═══ Dataset rows

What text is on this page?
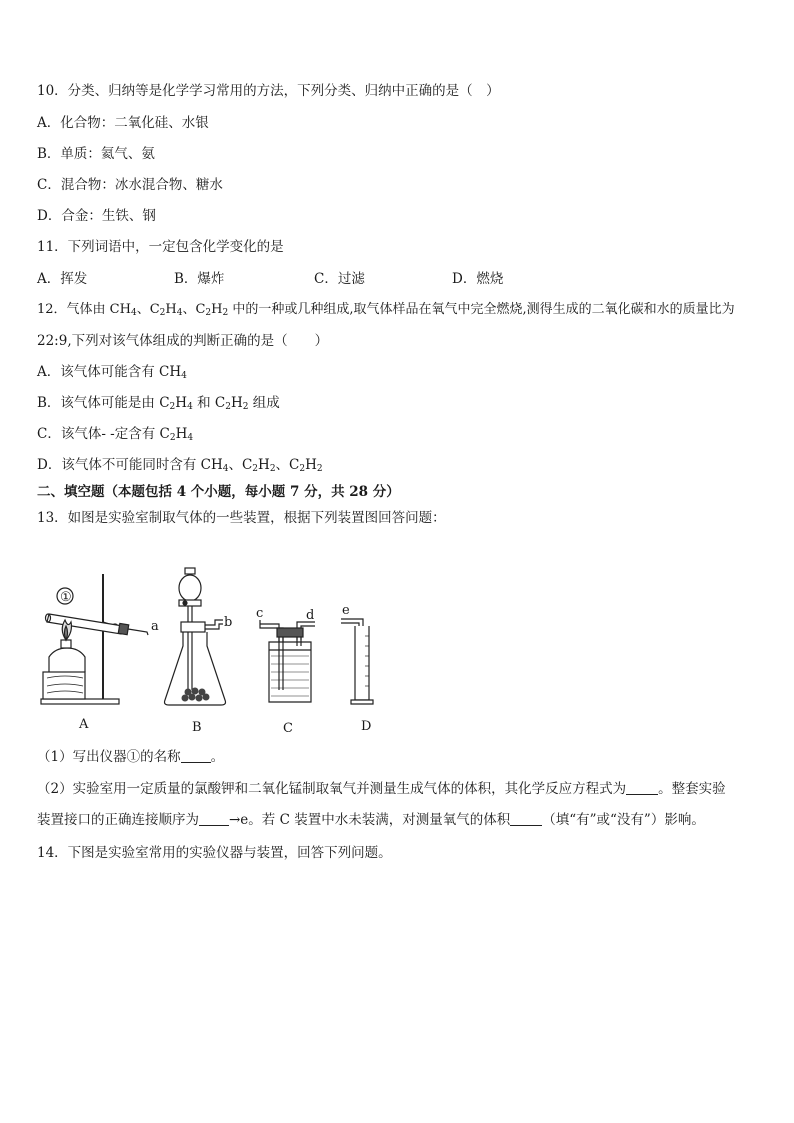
10．分类、归纳等是化学学习常用的方法，下列分类、归纳中正确的是（　）
A．化合物：二氧化硅、水银
B．单质：氦气、氨
C．混合物：冰水混合物、糖水
D．合金：生铁、钢
11．下列词语中，一定包含化学变化的是
A．挥发	B．爆炸	C．过滤	D．燃烧
12．气体由 $CH_4$、$C_2H_4$、$C_2H_2$ 中的一种或几种组成,取气体样品在氧气中完全燃烧,测得生成的二氧化碳和水的质量比为
22:9,下列对该气体组成的判断正确的是（　　）
A．该气体可能含有 $CH_4$
B．该气体可能是由 $C_2H_4$ 和 $C_2H_2$ 组成
C．该气体- -定含有 $C_2H_4$
D．该气体不可能同时含有 $CH_4$、$C_2H_2$、$C_2H_2$
二、填空题（本题包括 4 个小题，每小题 7 分，共 28 分）
13．如图是实验室制取气体的一些装置，根据下列装置图回答问题：
①
a	b
c	d e
A	B	C	D
（1）写出仪器①的名称 。
（2）实验室用一定质量的氯酸钾和二氧化锰制取氧气并测量生成气体的体积，其化学反应方程式为 。整套实验
装置接口的正确连接顺序为 →e。若 C 装置中水未装满，对测量氧气的体积 （填“有”或“没有”）影响。
14．下图是实验室常用的实验仪器与装置，回答下列问题。
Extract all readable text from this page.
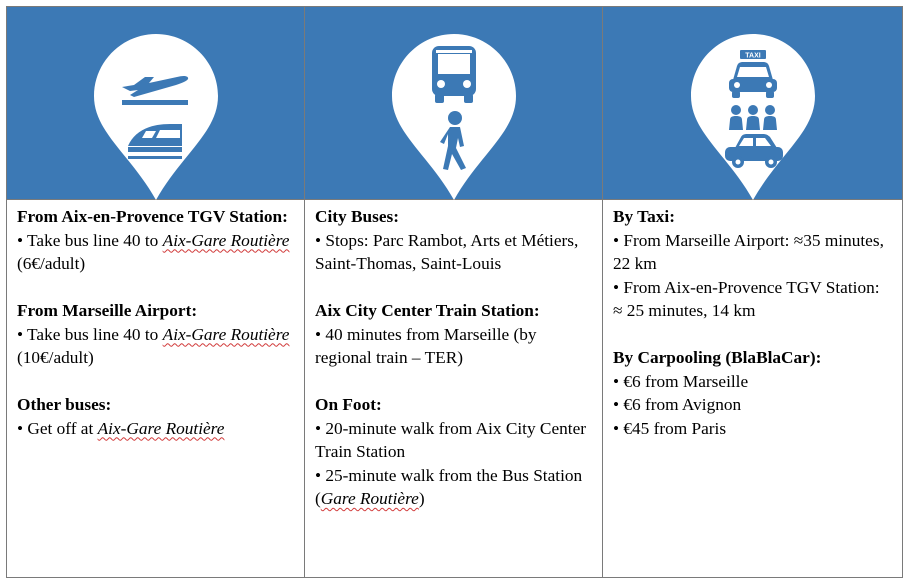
From Aix-en-Provence TGV Station:

• Take bus line 40 to Aix-Gare Routière (6€/adult)

From Marseille Airport:

• Take bus line 40 to Aix-Gare Routière (10€/adult)

Other buses:

• Get off at Aix-Gare Routière

City Buses:

• Stops: Parc Rambot, Arts et Métiers, Saint-Thomas, Saint-Louis

Aix City Center Train Station:

• 40 minutes from Marseille (by regional train – TER)

On Foot:

• 20-minute walk from Aix City Center Train Station

• 25-minute walk from the Bus Station (Gare Routière)

TAXI

By Taxi:

• From Marseille Airport: ≈35 minutes, 22 km

• From Aix-en-Provence TGV Station: ≈ 25 minutes, 14 km

By Carpooling (BlaBlaCar):

• €6 from Marseille

• €6 from Avignon

• €45 from Paris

══════

- Problem statement
Repeat the data exactly in full, omitting its pictures.

- Problem solution
What text is on this page?
10．分类、归纳等是化学学习常用的方法，下列分类、归纳中正确的是（　）
A．化合物：二氧化硅、水银
B．单质：氦气、氨
C．混合物：冰水混合物、糖水
D．合金：生铁、钢
11．下列词语中，一定包含化学变化的是
A．挥发	B．爆炸	C．过滤	D．燃烧
12．气体由 $CH_4$、$C_2H_4$、$C_2H_2$ 中的一种或几种组成,取气体样品在氧气中完全燃烧,测得生成的二氧化碳和水的质量比为
22:9,下列对该气体组成的判断正确的是（　　）
A．该气体可能含有 $CH_4$
B．该气体可能是由 $C_2H_4$ 和 $C_2H_2$ 组成
C．该气体- -定含有 $C_2H_4$
D．该气体不可能同时含有 $CH_4$、$C_2H_2$、$C_2H_2$
二、填空题（本题包括 4 个小题，每小题 7 分，共 28 分）
13．如图是实验室制取气体的一些装置，根据下列装置图回答问题：
①
a	b
c	d e
A	B	C	D
（1）写出仪器①的名称 。
（2）实验室用一定质量的氯酸钾和二氧化锰制取氧气并测量生成气体的体积，其化学反应方程式为 。整套实验
装置接口的正确连接顺序为 →e。若 C 装置中水未装满，对测量氧气的体积 （填“有”或“没有”）影响。
14．下图是实验室常用的实验仪器与装置，回答下列问题。
Extract all readable text from this page.
From Aix-en-Provence TGV Station:

• Take bus line 40 to Aix-Gare Routière (6€/adult)

From Marseille Airport:

• Take bus line 40 to Aix-Gare Routière (10€/adult)

Other buses:

• Get off at Aix-Gare Routière

City Buses:

• Stops: Parc Rambot, Arts et Métiers, Saint-Thomas, Saint-Louis

Aix City Center Train Station:

• 40 minutes from Marseille (by regional train – TER)

On Foot:

• 20-minute walk from Aix City Center Train Station

• 25-minute walk from the Bus Station (Gare Routière)

TAXI

By Taxi:

• From Marseille Airport: ≈35 minutes, 22 km

• From Aix-en-Provence TGV Station: ≈ 25 minutes, 14 km

By Carpooling (BlaBlaCar):

• €6 from Marseille

• €6 from Avignon

• €45 from Paris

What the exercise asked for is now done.